> LISTED ENTRIES
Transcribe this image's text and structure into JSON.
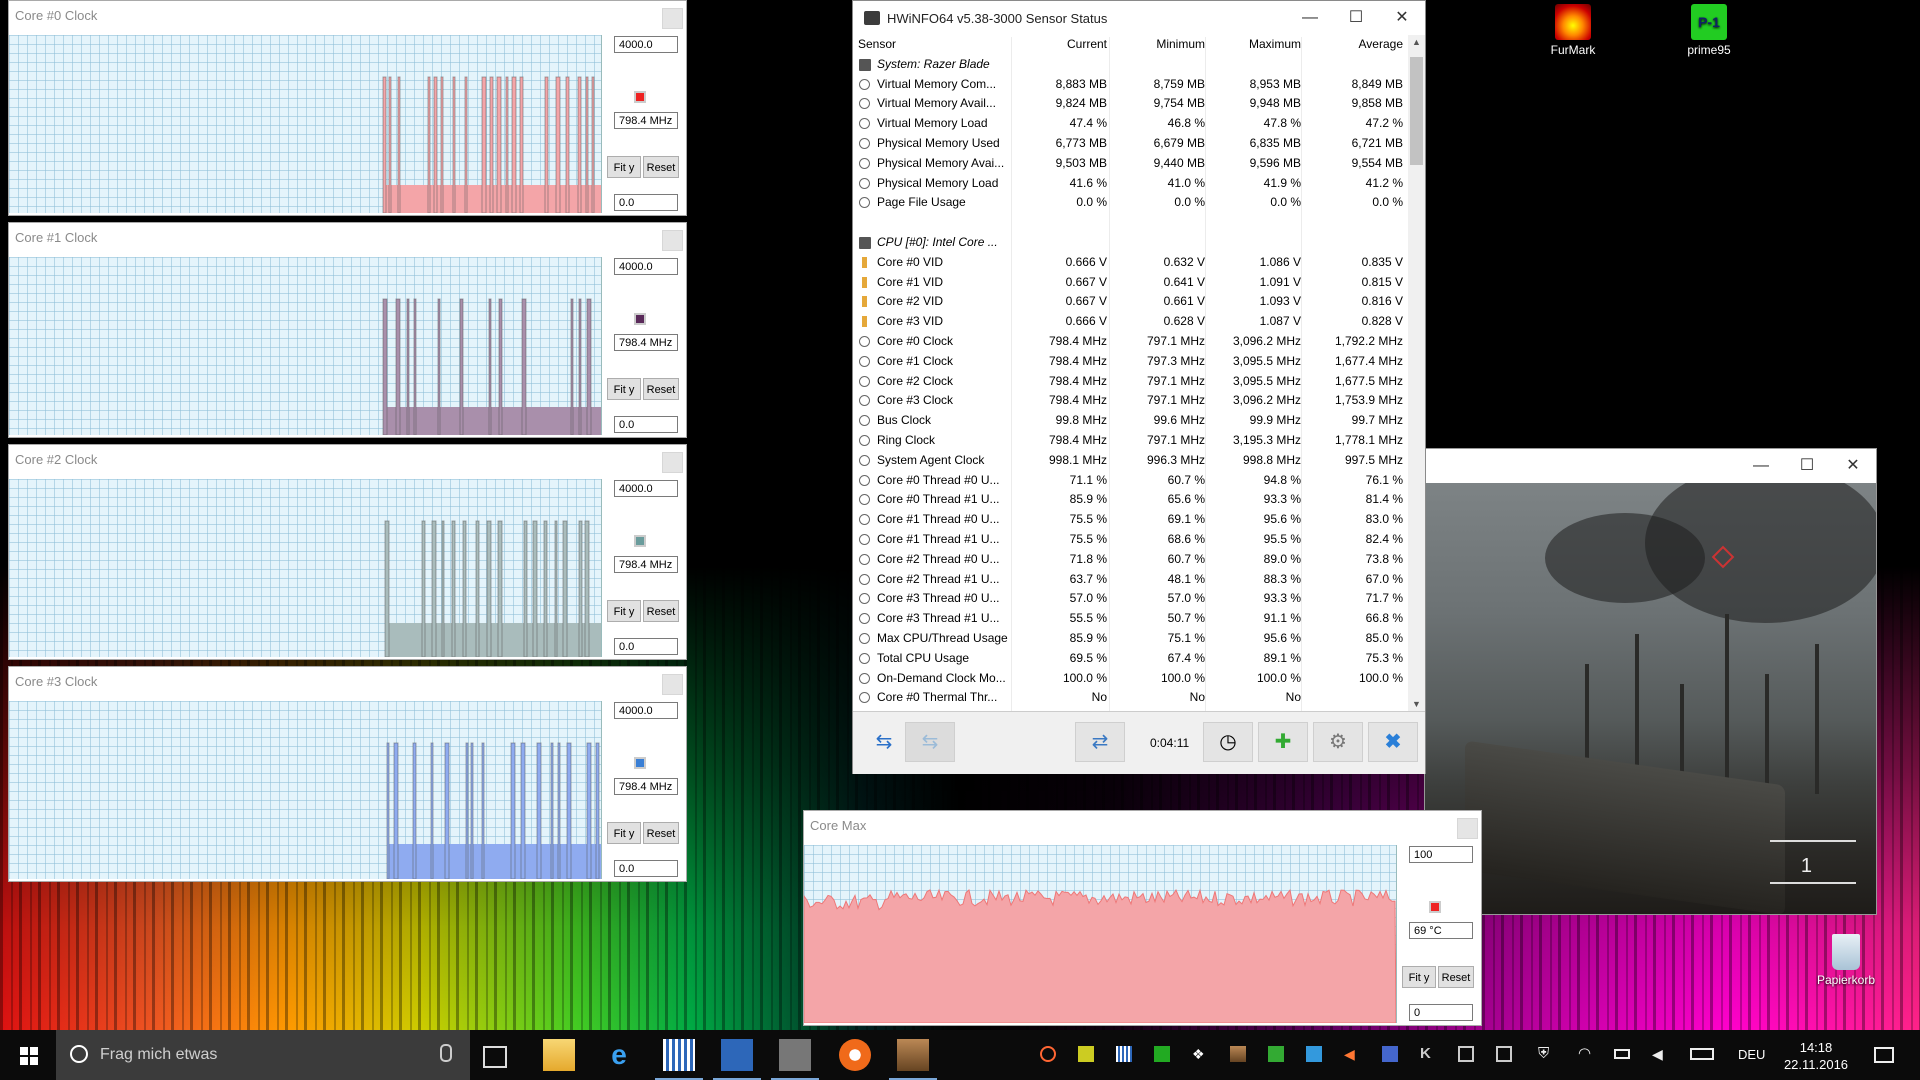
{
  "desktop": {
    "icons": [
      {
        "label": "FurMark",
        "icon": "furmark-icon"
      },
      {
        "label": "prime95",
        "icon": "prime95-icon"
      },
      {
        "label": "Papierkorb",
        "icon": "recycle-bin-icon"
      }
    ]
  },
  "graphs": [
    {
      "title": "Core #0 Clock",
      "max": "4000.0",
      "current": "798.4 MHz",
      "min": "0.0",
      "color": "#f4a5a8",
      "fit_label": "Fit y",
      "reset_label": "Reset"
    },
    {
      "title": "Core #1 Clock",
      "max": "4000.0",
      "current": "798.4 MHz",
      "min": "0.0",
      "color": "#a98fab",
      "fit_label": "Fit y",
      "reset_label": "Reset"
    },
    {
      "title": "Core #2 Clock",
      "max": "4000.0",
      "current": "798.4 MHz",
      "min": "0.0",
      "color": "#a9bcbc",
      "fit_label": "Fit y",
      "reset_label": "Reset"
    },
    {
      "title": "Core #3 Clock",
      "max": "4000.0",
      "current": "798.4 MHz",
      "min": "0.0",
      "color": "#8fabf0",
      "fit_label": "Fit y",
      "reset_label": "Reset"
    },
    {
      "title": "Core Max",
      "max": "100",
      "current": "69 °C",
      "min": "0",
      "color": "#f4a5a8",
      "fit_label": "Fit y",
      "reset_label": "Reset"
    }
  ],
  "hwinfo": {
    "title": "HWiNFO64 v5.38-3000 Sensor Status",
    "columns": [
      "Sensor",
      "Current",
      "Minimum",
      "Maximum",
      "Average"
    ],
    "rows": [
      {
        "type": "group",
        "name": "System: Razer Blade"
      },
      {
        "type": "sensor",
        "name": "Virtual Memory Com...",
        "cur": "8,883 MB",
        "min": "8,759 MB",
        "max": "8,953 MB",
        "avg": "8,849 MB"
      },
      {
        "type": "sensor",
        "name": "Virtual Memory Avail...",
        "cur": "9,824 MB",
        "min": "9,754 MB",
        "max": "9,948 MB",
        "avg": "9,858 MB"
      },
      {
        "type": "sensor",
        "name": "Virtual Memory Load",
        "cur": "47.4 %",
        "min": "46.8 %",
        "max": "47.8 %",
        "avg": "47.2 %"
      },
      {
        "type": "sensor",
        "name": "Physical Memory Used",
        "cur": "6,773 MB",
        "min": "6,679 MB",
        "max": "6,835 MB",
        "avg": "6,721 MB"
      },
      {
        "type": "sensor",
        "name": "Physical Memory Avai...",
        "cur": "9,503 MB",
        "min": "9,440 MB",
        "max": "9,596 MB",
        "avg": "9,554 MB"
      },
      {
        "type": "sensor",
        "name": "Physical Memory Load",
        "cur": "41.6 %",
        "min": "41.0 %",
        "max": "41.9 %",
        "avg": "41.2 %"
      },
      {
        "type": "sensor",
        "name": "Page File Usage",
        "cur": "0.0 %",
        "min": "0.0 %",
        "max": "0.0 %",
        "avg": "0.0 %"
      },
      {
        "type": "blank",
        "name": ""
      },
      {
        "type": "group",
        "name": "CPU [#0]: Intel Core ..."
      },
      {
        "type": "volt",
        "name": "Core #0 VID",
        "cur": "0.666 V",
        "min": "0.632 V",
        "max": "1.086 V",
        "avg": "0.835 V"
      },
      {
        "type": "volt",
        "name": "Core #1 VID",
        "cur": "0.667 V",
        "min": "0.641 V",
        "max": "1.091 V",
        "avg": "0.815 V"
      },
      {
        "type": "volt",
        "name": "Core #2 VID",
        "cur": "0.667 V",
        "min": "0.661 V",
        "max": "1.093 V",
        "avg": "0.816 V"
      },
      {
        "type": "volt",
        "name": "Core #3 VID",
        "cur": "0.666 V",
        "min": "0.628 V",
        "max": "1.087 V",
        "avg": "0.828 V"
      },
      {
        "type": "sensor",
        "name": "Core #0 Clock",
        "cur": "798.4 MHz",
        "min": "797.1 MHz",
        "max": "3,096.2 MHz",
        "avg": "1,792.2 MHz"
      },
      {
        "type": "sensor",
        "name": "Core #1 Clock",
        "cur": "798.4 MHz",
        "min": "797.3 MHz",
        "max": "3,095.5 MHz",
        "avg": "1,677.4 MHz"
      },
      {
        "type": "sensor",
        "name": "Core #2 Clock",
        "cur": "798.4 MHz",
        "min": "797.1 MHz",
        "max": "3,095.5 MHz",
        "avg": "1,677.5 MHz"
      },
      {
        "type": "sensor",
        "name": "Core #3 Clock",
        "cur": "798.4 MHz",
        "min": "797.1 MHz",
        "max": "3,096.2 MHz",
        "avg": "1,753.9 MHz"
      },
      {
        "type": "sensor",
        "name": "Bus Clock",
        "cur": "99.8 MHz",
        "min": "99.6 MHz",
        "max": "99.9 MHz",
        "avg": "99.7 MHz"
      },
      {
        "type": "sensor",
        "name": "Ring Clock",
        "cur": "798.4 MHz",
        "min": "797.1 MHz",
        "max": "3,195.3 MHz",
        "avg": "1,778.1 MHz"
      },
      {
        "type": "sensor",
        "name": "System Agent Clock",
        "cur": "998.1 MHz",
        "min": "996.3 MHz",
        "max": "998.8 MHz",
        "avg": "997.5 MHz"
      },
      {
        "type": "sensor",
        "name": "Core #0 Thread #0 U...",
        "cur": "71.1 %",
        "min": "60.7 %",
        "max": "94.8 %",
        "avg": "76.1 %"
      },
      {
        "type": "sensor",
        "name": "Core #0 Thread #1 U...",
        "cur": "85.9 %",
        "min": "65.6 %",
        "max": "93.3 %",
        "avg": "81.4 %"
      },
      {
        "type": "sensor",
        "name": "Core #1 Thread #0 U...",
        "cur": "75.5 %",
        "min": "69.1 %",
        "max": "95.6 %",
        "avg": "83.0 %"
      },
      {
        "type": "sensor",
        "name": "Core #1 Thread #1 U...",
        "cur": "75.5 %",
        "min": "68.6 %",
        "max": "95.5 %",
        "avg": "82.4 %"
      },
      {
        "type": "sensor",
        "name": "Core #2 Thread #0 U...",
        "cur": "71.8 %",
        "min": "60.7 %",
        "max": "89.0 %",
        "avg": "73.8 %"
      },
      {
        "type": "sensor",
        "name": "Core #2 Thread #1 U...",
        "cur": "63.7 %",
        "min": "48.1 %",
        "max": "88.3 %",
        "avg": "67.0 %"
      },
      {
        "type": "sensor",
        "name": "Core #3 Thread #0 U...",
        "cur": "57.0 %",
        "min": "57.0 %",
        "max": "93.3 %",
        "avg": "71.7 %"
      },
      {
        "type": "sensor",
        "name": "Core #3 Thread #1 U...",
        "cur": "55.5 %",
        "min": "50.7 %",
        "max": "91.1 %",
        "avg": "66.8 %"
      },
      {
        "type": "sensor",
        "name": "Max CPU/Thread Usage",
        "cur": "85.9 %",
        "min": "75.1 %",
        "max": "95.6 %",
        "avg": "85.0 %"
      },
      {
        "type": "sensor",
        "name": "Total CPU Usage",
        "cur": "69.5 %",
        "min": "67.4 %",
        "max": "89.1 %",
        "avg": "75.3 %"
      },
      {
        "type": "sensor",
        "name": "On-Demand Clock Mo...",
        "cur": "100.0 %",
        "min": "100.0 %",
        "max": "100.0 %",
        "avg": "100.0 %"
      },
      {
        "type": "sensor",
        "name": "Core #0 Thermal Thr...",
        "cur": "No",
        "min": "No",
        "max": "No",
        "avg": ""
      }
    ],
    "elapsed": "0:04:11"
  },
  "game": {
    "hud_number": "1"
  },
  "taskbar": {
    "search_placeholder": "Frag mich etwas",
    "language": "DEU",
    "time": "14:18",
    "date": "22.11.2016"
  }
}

> WRITTEN EXERCISE
Find each line with the string "System" and copy it out.

> PROBLEM SOLUTION
        "name": "System: Razer Blade"
        "name": "System Agent Clock",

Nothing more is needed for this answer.